Reproduce the listing below without changes, except that pictures are left out.
##### Data provided #####
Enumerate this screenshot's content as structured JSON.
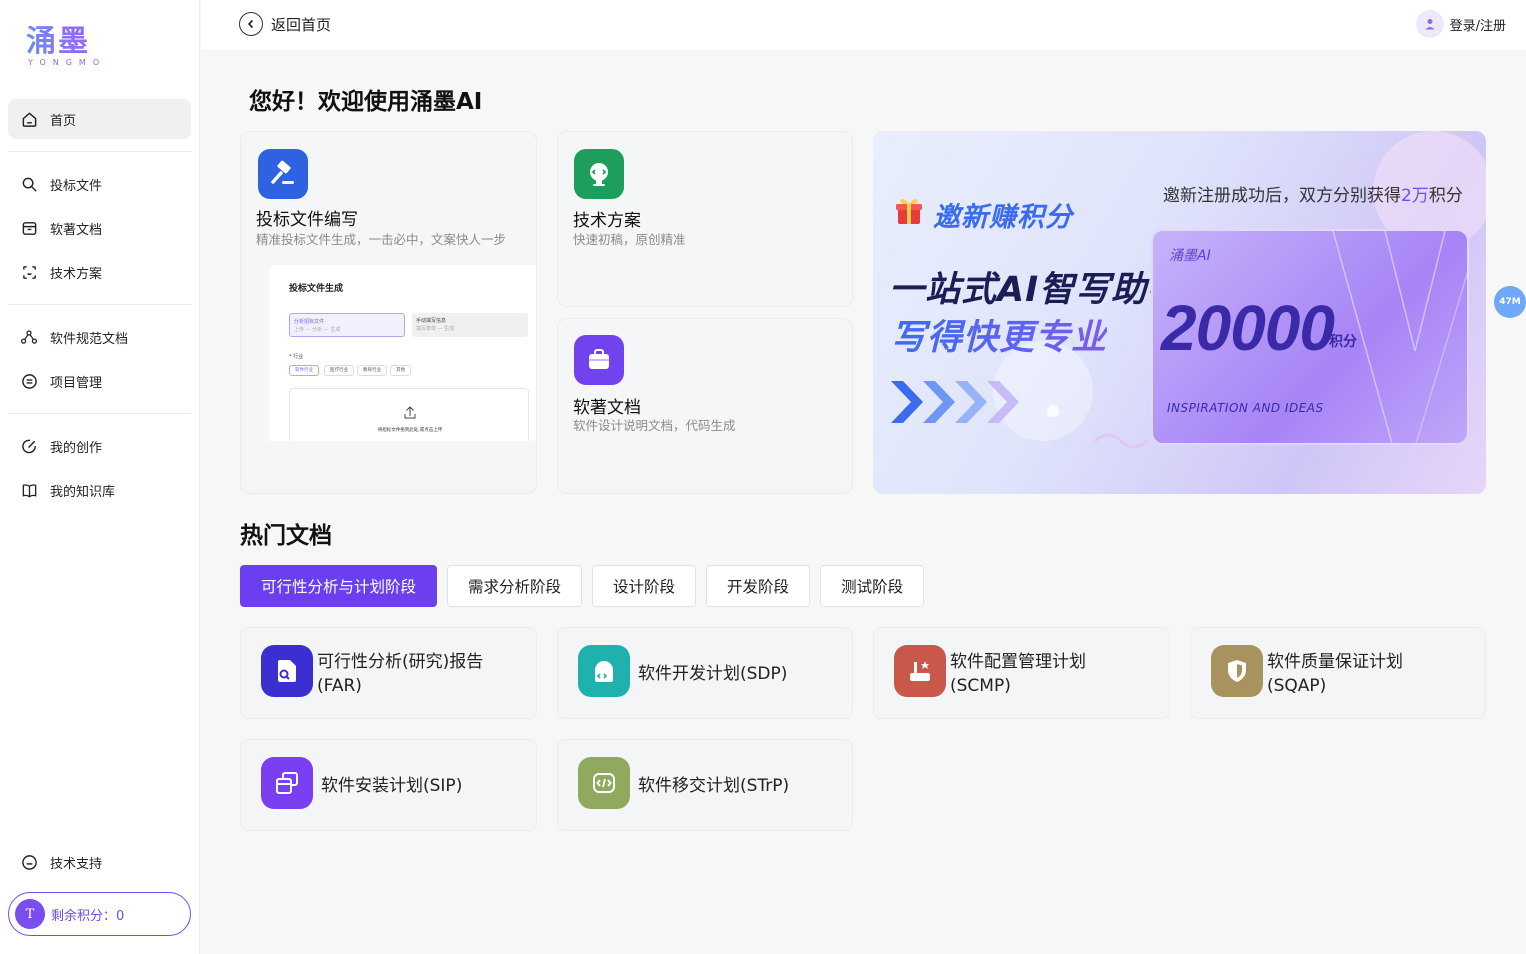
{
  "brand": {
    "name_cn": "涌墨",
    "name_en": "YONGMO"
  },
  "sidebar": {
    "items": [
      {
        "label": "首页",
        "icon": "home-icon"
      },
      {
        "label": "投标文件",
        "icon": "search-icon"
      },
      {
        "label": "软著文档",
        "icon": "archive-icon"
      },
      {
        "label": "技术方案",
        "icon": "scan-icon"
      },
      {
        "label": "软件规范文档",
        "icon": "nodes-icon"
      },
      {
        "label": "项目管理",
        "icon": "list-icon"
      },
      {
        "label": "我的创作",
        "icon": "edit-icon"
      },
      {
        "label": "我的知识库",
        "icon": "book-icon"
      }
    ],
    "support_label": "技术支持",
    "credits_label": "剩余积分：0",
    "credits_badge": "T"
  },
  "topbar": {
    "back_label": "返回首页",
    "login_label": "登录/注册"
  },
  "welcome": "您好！欢迎使用涌墨AI",
  "features": {
    "bid": {
      "title": "投标文件编写",
      "subtitle": "精准投标文件生成，一击必中，文案快人一步",
      "preview": {
        "title": "投标文件生成",
        "option1": "分析招标文件",
        "option1_sub": "上传 — 分析 — 生成",
        "option2": "手动填写信息",
        "option2_sub": "填写表单 — 生成",
        "industry_label": "* 行业",
        "chips": [
          "软件行业",
          "医疗行业",
          "教育行业",
          "其他"
        ],
        "upload_text": "将招标文件拖到此处,或点击上传"
      }
    },
    "tech": {
      "title": "技术方案",
      "subtitle": "快速初稿，原创精准"
    },
    "copyright": {
      "title": "软著文档",
      "subtitle": "软件设计说明文档，代码生成"
    }
  },
  "banner": {
    "invite": "邀新赚积分",
    "top_text_prefix": "邀新注册成功后，双方分别获得",
    "top_text_highlight": "2万",
    "top_text_suffix": "积分",
    "headline1": "一站式AI智写助手",
    "headline2": "写得快更专业",
    "ticket_brand": "涌墨AI",
    "ticket_number": "20000",
    "ticket_unit": "积分",
    "ticket_en": "INSPIRATION AND IDEAS"
  },
  "memory_badge": "47M",
  "hot": {
    "title": "热门文档",
    "tabs": [
      "可行性分析与计划阶段",
      "需求分析阶段",
      "设计阶段",
      "开发阶段",
      "测试阶段"
    ],
    "docs": [
      {
        "line1": "可行性分析(研究)报告",
        "line2": "(FAR)",
        "color": "#3b2fd1",
        "icon": "document-search-icon"
      },
      {
        "line1": "软件开发计划(SDP)",
        "line2": "",
        "color": "#1fb1ad",
        "icon": "code-document-icon"
      },
      {
        "line1": "软件配置管理计划",
        "line2": "(SCMP)",
        "color": "#c9574a",
        "icon": "config-icon"
      },
      {
        "line1": "软件质量保证计划",
        "line2": "(SQAP)",
        "color": "#a8935f",
        "icon": "shield-icon"
      },
      {
        "line1": "软件安装计划(SIP)",
        "line2": "",
        "color": "#7a3ff0",
        "icon": "install-icon"
      },
      {
        "line1": "软件移交计划(STrP)",
        "line2": "",
        "color": "#8faa5e",
        "icon": "handover-code-icon"
      }
    ]
  }
}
#####
#### [Solution for this exercise]
Enumerate this screenshot's content as structured JSON.
{
  "brand": {
    "name_cn": "涌墨",
    "name_en": "YONGMO"
  },
  "sidebar": {
    "items": [
      {
        "label": "首页",
        "icon": "home-icon"
      },
      {
        "label": "投标文件",
        "icon": "search-icon"
      },
      {
        "label": "软著文档",
        "icon": "archive-icon"
      },
      {
        "label": "技术方案",
        "icon": "scan-icon"
      },
      {
        "label": "软件规范文档",
        "icon": "nodes-icon"
      },
      {
        "label": "项目管理",
        "icon": "list-icon"
      },
      {
        "label": "我的创作",
        "icon": "edit-icon"
      },
      {
        "label": "我的知识库",
        "icon": "book-icon"
      }
    ],
    "support_label": "技术支持",
    "credits_label": "剩余积分：0",
    "credits_badge": "T"
  },
  "topbar": {
    "back_label": "返回首页",
    "login_label": "登录/注册"
  },
  "welcome": "您好！欢迎使用涌墨AI",
  "features": {
    "bid": {
      "title": "投标文件编写",
      "subtitle": "精准投标文件生成，一击必中，文案快人一步",
      "preview": {
        "title": "投标文件生成",
        "option1": "分析招标文件",
        "option1_sub": "上传 — 分析 — 生成",
        "option2": "手动填写信息",
        "option2_sub": "填写表单 — 生成",
        "industry_label": "* 行业",
        "chips": [
          "软件行业",
          "医疗行业",
          "教育行业",
          "其他"
        ],
        "upload_text": "将招标文件拖到此处,或点击上传"
      }
    },
    "tech": {
      "title": "技术方案",
      "subtitle": "快速初稿，原创精准"
    },
    "copyright": {
      "title": "软著文档",
      "subtitle": "软件设计说明文档，代码生成"
    }
  },
  "banner": {
    "invite": "邀新赚积分",
    "top_text_prefix": "邀新注册成功后，双方分别获得",
    "top_text_highlight": "2万",
    "top_text_suffix": "积分",
    "headline1": "一站式AI智写助手",
    "headline2": "写得快更专业",
    "ticket_brand": "涌墨AI",
    "ticket_number": "20000",
    "ticket_unit": "积分",
    "ticket_en": "INSPIRATION AND IDEAS"
  },
  "memory_badge": "47M",
  "hot": {
    "title": "热门文档",
    "tabs": [
      "可行性分析与计划阶段",
      "需求分析阶段",
      "设计阶段",
      "开发阶段",
      "测试阶段"
    ],
    "docs": [
      {
        "line1": "可行性分析(研究)报告",
        "line2": "(FAR)",
        "color": "#3b2fd1",
        "icon": "document-search-icon"
      },
      {
        "line1": "软件开发计划(SDP)",
        "line2": "",
        "color": "#1fb1ad",
        "icon": "code-document-icon"
      },
      {
        "line1": "软件配置管理计划",
        "line2": "(SCMP)",
        "color": "#c9574a",
        "icon": "config-icon"
      },
      {
        "line1": "软件质量保证计划",
        "line2": "(SQAP)",
        "color": "#a8935f",
        "icon": "shield-icon"
      },
      {
        "line1": "软件安装计划(SIP)",
        "line2": "",
        "color": "#7a3ff0",
        "icon": "install-icon"
      },
      {
        "line1": "软件移交计划(STrP)",
        "line2": "",
        "color": "#8faa5e",
        "icon": "handover-code-icon"
      }
    ]
  }
}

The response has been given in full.